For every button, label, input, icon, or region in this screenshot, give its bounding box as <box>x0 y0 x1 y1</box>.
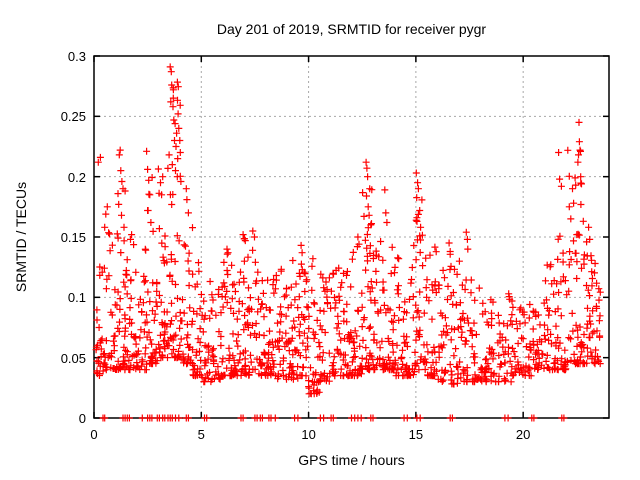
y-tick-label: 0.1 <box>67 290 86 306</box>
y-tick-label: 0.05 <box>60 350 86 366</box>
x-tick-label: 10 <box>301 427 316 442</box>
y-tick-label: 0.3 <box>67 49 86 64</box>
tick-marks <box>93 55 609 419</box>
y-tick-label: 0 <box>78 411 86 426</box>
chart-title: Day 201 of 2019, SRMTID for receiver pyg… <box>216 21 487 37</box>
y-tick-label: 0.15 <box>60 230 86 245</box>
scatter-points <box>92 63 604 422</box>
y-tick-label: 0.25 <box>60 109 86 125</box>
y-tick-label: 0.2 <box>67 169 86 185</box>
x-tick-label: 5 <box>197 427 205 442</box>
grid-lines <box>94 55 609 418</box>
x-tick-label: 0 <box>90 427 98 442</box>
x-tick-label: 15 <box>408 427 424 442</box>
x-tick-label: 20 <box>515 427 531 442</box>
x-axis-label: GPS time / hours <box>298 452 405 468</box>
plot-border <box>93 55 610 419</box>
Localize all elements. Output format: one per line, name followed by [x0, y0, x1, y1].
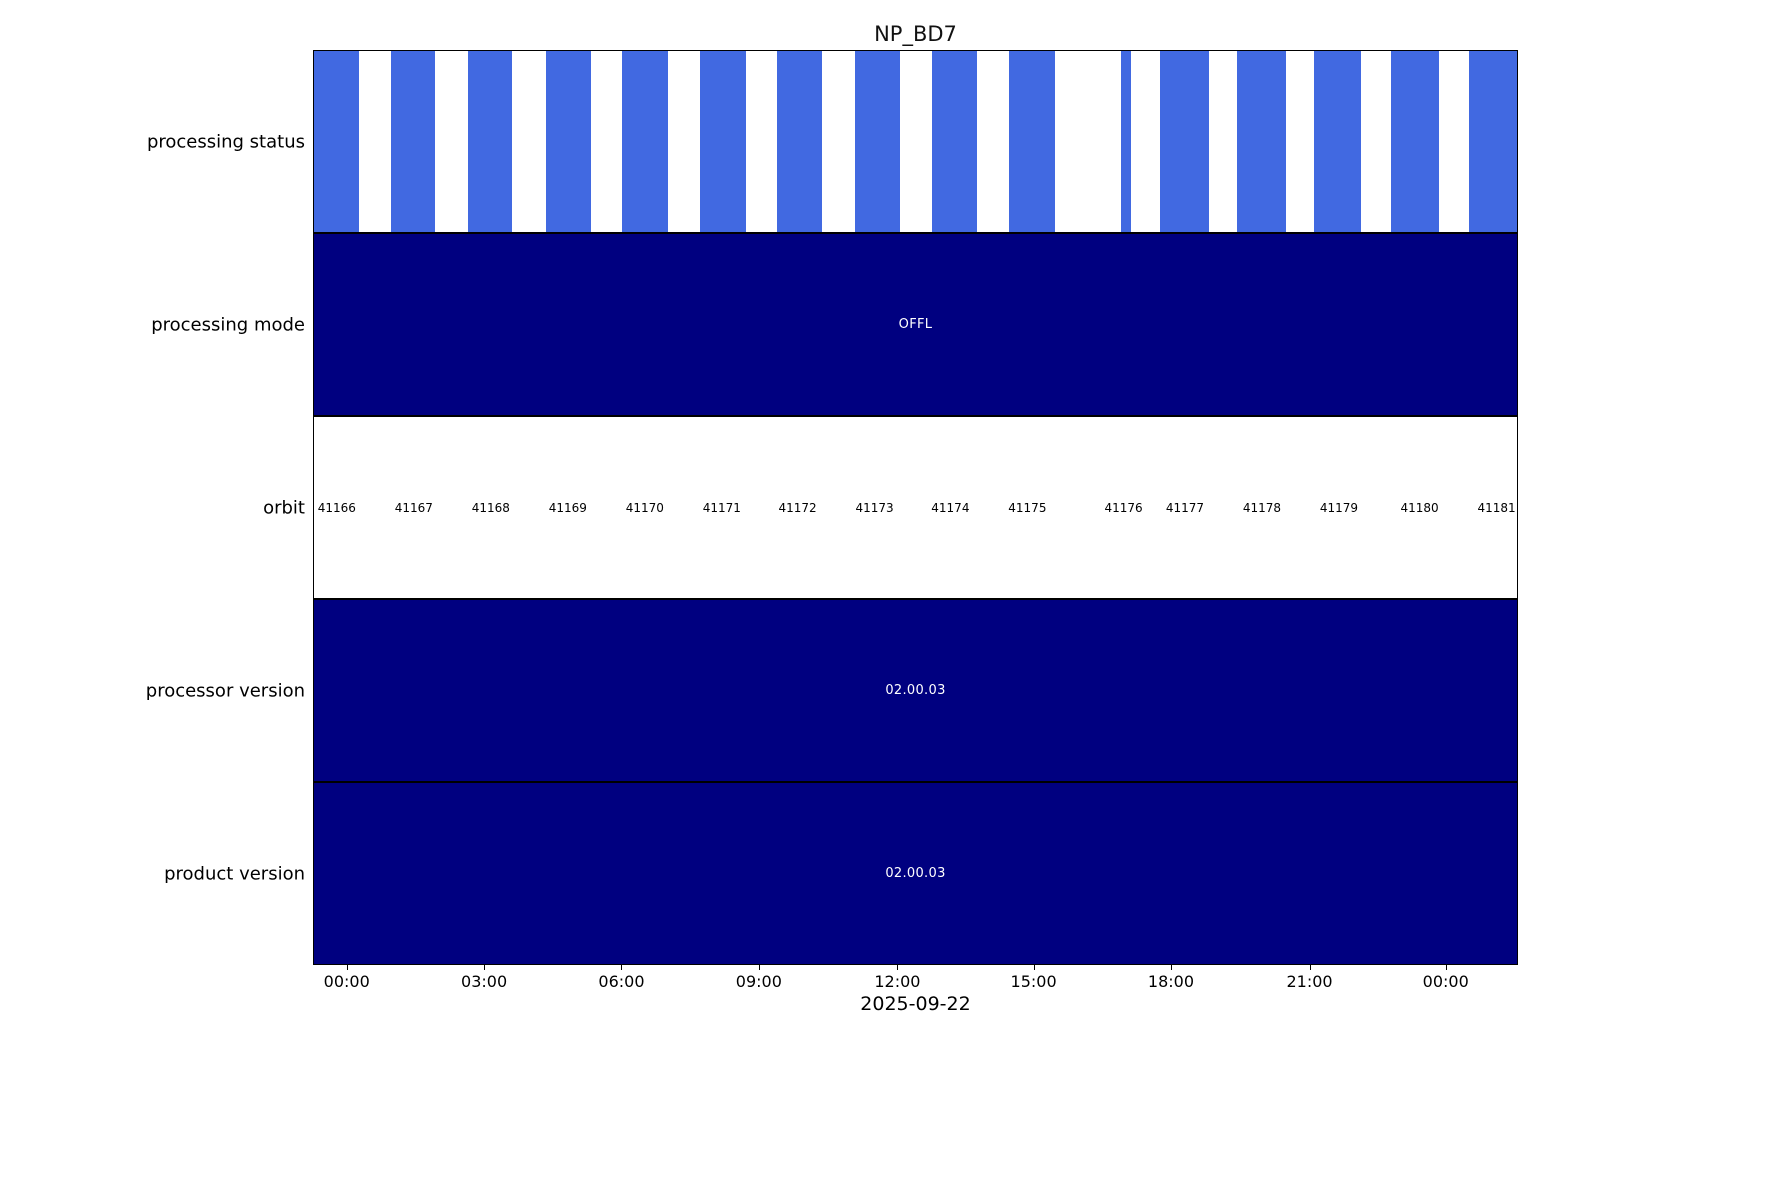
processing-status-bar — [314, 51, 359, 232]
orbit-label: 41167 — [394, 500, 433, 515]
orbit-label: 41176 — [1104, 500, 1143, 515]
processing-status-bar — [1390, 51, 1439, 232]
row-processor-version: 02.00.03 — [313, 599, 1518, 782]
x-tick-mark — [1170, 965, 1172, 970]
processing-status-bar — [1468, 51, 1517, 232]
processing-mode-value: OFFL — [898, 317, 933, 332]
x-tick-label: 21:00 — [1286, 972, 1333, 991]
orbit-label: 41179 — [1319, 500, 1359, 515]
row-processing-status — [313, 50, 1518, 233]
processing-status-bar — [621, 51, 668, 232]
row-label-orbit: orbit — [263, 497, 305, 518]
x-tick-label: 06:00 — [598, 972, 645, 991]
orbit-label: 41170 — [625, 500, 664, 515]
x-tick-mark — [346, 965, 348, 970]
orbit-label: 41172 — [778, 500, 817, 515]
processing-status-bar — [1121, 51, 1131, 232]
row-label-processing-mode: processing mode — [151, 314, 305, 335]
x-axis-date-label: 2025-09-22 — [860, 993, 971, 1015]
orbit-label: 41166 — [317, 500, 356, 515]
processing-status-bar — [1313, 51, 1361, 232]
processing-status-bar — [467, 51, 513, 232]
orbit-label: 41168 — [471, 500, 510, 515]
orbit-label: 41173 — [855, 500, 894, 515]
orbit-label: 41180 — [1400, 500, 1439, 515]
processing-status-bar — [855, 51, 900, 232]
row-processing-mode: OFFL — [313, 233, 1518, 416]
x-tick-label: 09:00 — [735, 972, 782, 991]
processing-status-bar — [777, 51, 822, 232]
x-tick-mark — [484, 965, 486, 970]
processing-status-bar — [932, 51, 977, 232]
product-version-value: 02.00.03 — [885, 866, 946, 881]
◆ ◆ ◆ ◆ ◆ ◆ ◆
*SHORT TASK*
In the listing, what are the lines from the one containing "y-tick-label: 0.1 <box>67 290 86 306</box>" through the one containing "plot-border <box>93 55 610 419</box>", both included? Copy them out unchanged.

*PROBLEM SOLUTION*
y-tick-label: 0.1 <box>67 290 86 306</box>
y-tick-label: 0.05 <box>60 350 86 366</box>
x-tick-label: 10 <box>301 427 316 442</box>
y-tick-label: 0.3 <box>67 49 86 64</box>
tick-marks <box>93 55 609 419</box>
y-tick-label: 0 <box>78 411 86 426</box>
chart-title: Day 201 of 2019, SRMTID for receiver pyg… <box>216 21 487 37</box>
y-tick-label: 0.15 <box>60 230 86 245</box>
scatter-points <box>92 63 604 422</box>
y-tick-label: 0.25 <box>60 109 86 125</box>
y-tick-label: 0.2 <box>67 169 86 185</box>
x-tick-label: 5 <box>197 427 205 442</box>
grid-lines <box>94 55 609 418</box>
x-tick-label: 0 <box>90 427 98 442</box>
x-tick-label: 15 <box>408 427 424 442</box>
x-tick-label: 20 <box>515 427 531 442</box>
x-axis-label: GPS time / hours <box>298 452 405 468</box>
plot-border <box>93 55 610 419</box>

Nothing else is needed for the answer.